* [Given exercise]:
Copy every entry exactly as given, minus the images.

— Begin Records to process —

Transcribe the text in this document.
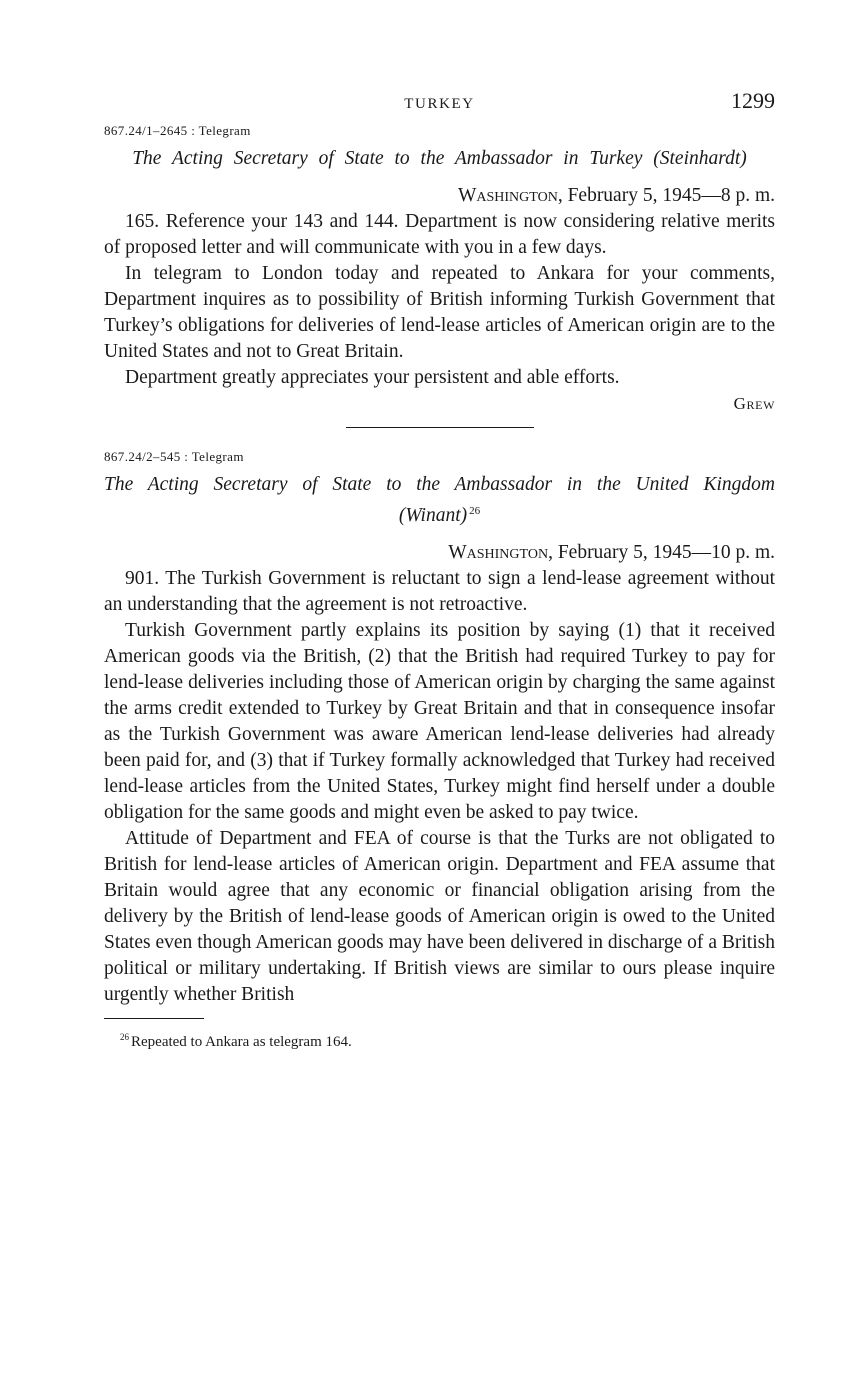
TURKEY	1299

867.24/1–2645 : Telegram

The Acting Secretary of State to the Ambassador in Turkey (Steinhardt)

Washington, February 5, 1945—8 p. m.

165. Reference your 143 and 144. Department is now considering relative merits of proposed letter and will communicate with you in a few days.

In telegram to London today and repeated to Ankara for your comments, Department inquires as to possibility of British informing Turkish Government that Turkey’s obligations for deliveries of lend-lease articles of American origin are to the United States and not to Great Britain.

Department greatly appreciates your persistent and able efforts.

Grew

867.24/2–545 : Telegram

The Acting Secretary of State to the Ambassador in the United Kingdom (Winant) $^{26}$

Washington, February 5, 1945—10 p. m.

901. The Turkish Government is reluctant to sign a lend-lease agreement without an understanding that the agreement is not retroactive.

Turkish Government partly explains its position by saying (1) that it received American goods via the British, (2) that the British had required Turkey to pay for lend-lease deliveries including those of American origin by charging the same against the arms credit extended to Turkey by Great Britain and that in consequence insofar as the Turkish Government was aware American lend-lease deliveries had already been paid for, and (3) that if Turkey formally acknowledged that Turkey had received lend-lease articles from the United States, Turkey might find herself under a double obligation for the same goods and might even be asked to pay twice.

Attitude of Department and FEA of course is that the Turks are not obligated to British for lend-lease articles of American origin. Department and FEA assume that Britain would agree that any economic or financial obligation arising from the delivery by the British of lend-lease goods of American origin is owed to the United States even though American goods may have been delivered in discharge of a British political or military undertaking. If British views are similar to ours please inquire urgently whether British

$^{26}$ Repeated to Ankara as telegram 164.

— End Records to process —

* [Worked answer]:
Transcribe the text in this document.
TURKEY	1299

867.24/1–2645 : Telegram

The Acting Secretary of State to the Ambassador in Turkey (Steinhardt)

Washington, February 5, 1945—8 p. m.

165. Reference your 143 and 144. Department is now considering relative merits of proposed letter and will communicate with you in a few days.

In telegram to London today and repeated to Ankara for your comments, Department inquires as to possibility of British informing Turkish Government that Turkey’s obligations for deliveries of lend-lease articles of American origin are to the United States and not to Great Britain.

Department greatly appreciates your persistent and able efforts.

Grew

867.24/2–545 : Telegram

The Acting Secretary of State to the Ambassador in the United Kingdom (Winant) $^{26}$

Washington, February 5, 1945—10 p. m.

901. The Turkish Government is reluctant to sign a lend-lease agreement without an understanding that the agreement is not retroactive.

Turkish Government partly explains its position by saying (1) that it received American goods via the British, (2) that the British had required Turkey to pay for lend-lease deliveries including those of American origin by charging the same against the arms credit extended to Turkey by Great Britain and that in consequence insofar as the Turkish Government was aware American lend-lease deliveries had already been paid for, and (3) that if Turkey formally acknowledged that Turkey had received lend-lease articles from the United States, Turkey might find herself under a double obligation for the same goods and might even be asked to pay twice.

Attitude of Department and FEA of course is that the Turks are not obligated to British for lend-lease articles of American origin. Department and FEA assume that Britain would agree that any economic or financial obligation arising from the delivery by the British of lend-lease goods of American origin is owed to the United States even though American goods may have been delivered in discharge of a British political or military undertaking. If British views are similar to ours please inquire urgently whether British

$^{26}$ Repeated to Ankara as telegram 164.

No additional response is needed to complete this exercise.